§ SET TASK:
Consider the records below. How many of their lines include the word "Other"? State the number and nothing else.

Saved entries
==========
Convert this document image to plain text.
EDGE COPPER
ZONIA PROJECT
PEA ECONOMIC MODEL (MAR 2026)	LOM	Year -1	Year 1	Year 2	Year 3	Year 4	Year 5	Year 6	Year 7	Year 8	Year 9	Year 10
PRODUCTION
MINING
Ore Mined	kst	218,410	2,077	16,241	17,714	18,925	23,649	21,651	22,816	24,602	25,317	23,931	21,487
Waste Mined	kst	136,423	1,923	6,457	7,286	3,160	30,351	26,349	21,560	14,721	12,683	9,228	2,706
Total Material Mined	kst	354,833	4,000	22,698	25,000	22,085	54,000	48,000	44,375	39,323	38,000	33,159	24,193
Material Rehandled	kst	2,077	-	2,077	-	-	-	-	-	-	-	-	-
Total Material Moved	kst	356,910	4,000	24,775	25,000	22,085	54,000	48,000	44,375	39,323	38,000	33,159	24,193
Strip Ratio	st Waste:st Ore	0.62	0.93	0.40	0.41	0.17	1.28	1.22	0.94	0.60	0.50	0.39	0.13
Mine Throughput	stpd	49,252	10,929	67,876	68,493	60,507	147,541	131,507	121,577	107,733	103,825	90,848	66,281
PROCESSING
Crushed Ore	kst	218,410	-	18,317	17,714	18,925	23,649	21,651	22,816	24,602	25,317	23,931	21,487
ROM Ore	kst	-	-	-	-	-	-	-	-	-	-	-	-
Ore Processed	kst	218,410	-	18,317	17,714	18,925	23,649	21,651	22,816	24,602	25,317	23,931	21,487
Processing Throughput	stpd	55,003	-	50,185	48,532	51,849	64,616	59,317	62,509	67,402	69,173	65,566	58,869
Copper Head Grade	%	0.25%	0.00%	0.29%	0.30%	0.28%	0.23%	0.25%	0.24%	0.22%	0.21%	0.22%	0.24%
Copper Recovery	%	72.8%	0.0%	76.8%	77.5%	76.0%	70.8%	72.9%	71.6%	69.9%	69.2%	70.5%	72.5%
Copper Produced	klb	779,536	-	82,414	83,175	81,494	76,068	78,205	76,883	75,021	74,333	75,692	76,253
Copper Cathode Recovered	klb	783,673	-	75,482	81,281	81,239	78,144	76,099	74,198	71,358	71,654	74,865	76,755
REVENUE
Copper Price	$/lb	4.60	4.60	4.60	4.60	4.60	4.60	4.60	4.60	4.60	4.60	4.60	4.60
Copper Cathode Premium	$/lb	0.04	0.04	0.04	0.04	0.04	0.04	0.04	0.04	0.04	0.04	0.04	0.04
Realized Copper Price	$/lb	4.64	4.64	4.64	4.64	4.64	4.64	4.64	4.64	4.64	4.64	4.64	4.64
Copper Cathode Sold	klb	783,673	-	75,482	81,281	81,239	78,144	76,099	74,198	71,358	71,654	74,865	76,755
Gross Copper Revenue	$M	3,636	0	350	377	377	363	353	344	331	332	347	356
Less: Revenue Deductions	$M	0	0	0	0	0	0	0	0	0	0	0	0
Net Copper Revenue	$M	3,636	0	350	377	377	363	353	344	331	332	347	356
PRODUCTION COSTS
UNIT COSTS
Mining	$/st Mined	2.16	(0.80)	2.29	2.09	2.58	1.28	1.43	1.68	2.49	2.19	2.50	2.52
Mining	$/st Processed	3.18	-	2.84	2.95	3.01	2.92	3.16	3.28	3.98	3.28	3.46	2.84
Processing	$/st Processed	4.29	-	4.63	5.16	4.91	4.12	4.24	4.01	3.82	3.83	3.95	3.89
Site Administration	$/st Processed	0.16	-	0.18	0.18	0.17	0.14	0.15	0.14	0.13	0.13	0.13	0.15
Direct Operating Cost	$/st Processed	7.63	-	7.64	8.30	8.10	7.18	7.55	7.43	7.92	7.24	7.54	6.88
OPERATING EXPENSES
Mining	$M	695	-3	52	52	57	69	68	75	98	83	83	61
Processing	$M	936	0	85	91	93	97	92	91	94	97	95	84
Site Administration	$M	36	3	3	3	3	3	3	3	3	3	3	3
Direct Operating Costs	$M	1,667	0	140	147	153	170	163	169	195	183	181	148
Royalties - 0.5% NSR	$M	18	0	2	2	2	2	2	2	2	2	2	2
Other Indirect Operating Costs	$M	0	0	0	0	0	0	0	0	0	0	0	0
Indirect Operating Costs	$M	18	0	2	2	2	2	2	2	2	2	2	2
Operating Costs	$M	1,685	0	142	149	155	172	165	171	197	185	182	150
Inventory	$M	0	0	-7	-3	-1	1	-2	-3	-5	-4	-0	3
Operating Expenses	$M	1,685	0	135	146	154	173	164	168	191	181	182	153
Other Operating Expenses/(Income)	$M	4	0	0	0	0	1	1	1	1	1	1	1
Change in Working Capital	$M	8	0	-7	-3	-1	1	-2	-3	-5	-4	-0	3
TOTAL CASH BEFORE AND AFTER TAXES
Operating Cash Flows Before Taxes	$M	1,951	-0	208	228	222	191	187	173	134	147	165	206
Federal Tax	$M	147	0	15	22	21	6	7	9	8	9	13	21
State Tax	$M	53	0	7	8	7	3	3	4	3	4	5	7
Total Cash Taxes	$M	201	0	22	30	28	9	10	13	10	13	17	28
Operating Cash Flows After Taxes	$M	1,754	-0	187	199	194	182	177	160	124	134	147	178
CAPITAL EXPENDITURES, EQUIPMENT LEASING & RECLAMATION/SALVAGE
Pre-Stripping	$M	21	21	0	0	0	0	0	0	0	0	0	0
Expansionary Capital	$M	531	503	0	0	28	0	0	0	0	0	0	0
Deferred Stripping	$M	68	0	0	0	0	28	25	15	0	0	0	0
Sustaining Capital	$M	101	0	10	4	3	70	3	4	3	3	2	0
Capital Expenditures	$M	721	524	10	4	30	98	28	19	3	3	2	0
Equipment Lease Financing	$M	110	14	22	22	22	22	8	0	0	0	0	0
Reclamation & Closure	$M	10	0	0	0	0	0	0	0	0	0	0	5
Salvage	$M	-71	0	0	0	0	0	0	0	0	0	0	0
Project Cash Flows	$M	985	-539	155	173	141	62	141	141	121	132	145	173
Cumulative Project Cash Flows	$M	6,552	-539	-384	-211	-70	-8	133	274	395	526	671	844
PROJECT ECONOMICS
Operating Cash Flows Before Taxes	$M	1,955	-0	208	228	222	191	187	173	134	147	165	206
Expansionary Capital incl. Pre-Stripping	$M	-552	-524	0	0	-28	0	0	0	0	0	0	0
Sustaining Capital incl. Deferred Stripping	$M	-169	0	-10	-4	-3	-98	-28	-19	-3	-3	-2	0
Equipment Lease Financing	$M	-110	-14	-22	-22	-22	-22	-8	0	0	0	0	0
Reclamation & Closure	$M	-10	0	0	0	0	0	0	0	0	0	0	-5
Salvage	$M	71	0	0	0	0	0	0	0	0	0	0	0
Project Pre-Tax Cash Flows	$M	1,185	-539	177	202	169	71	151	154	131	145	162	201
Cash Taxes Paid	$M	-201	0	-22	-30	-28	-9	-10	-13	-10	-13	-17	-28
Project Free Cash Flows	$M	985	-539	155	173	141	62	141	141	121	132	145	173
==========
§ RESPONSE:
2